━━━ Recorded data ━━━

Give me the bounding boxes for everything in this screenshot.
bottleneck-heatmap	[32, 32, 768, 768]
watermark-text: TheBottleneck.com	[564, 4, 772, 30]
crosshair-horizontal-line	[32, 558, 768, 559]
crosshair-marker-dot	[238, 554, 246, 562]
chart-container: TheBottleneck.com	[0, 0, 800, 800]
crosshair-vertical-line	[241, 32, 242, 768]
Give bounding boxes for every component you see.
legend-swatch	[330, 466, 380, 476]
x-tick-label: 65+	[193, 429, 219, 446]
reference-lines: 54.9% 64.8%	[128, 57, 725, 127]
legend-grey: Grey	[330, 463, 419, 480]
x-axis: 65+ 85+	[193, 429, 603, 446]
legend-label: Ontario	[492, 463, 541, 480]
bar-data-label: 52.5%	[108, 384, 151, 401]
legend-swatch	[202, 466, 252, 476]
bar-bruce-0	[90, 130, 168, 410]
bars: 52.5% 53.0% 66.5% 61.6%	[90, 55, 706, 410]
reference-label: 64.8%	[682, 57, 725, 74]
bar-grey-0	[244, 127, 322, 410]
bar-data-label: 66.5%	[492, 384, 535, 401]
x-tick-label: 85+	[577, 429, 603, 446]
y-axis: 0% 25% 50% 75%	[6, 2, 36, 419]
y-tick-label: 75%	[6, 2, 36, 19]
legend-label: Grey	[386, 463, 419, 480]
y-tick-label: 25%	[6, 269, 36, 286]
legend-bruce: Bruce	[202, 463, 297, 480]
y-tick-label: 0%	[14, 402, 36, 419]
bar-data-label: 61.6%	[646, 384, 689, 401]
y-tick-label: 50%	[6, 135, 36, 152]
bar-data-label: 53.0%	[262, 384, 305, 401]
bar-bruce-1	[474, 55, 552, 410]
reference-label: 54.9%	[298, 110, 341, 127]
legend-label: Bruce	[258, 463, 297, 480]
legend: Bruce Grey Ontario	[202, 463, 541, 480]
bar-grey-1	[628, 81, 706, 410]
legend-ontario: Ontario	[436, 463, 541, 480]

━━━

*Task prompt*: Please recast the items from the first line through the line holding "135, 36, 152]", inclusive, as a Markdown table with the columns "No." and "Entry". Skip any blank lines.

*Answer to this problem*:
| No. | Entry |
|---|---|
| 1 | Give me the bounding boxes for everything in this screenshot. |
| 2 | bottleneck-heatmap	[32, 32, 768, 768] |
| 3 | watermark-text: TheBottleneck.com	[564, 4, 772, 30] |
| 4 | crosshair-horizontal-line	[32, 558, 768, 559] |
| 5 | crosshair-marker-dot	[238, 554, 246, 562] |
| 6 | chart-container: TheBottleneck.com	[0, 0, 800, 800] |
| 7 | crosshair-vertical-line	[241, 32, 242, 768] |
| 8 | Give bounding boxes for every component you see. |
| 9 | legend-swatch	[330, 466, 380, 476] |
| 10 | x-tick-label: 65+	[193, 429, 219, 446] |
| 11 | reference-lines: 54.9% 64.8%	[128, 57, 725, 127] |
| 12 | legend-grey: Grey	[330, 463, 419, 480] |
| 13 | x-axis: 65+ 85+	[193, 429, 603, 446] |
| 14 | legend-label: Ontario	[492, 463, 541, 480] |
| 15 | bar-data-label: 52.5%	[108, 384, 151, 401] |
| 16 | legend-swatch	[202, 466, 252, 476] |
| 17 | bar-bruce-0	[90, 130, 168, 410] |
| 18 | bars: 52.5% 53.0% 66.5% 61.6%	[90, 55, 706, 410] |
| 19 | reference-label: 64.8%	[682, 57, 725, 74] |
| 20 | bar-grey-0	[244, 127, 322, 410] |
| 21 | bar-data-label: 66.5%	[492, 384, 535, 401] |
| 22 | x-tick-label: 85+	[577, 429, 603, 446] |
| 23 | y-axis: 0% 25% 50% 75%	[6, 2, 36, 419] |
| 24 | y-tick-label: 75%	[6, 2, 36, 19] |
| 25 | legend-label: Grey	[386, 463, 419, 480] |
| 26 | y-tick-label: 25%	[6, 269, 36, 286] |
| 27 | legend-bruce: Bruce	[202, 463, 297, 480] |
| 28 | y-tick-label: 0%	[14, 402, 36, 419] |
| 29 | bar-data-label: 61.6%	[646, 384, 689, 401] |
| 30 | y-tick-label: 50%	[6, 135, 36, 152] |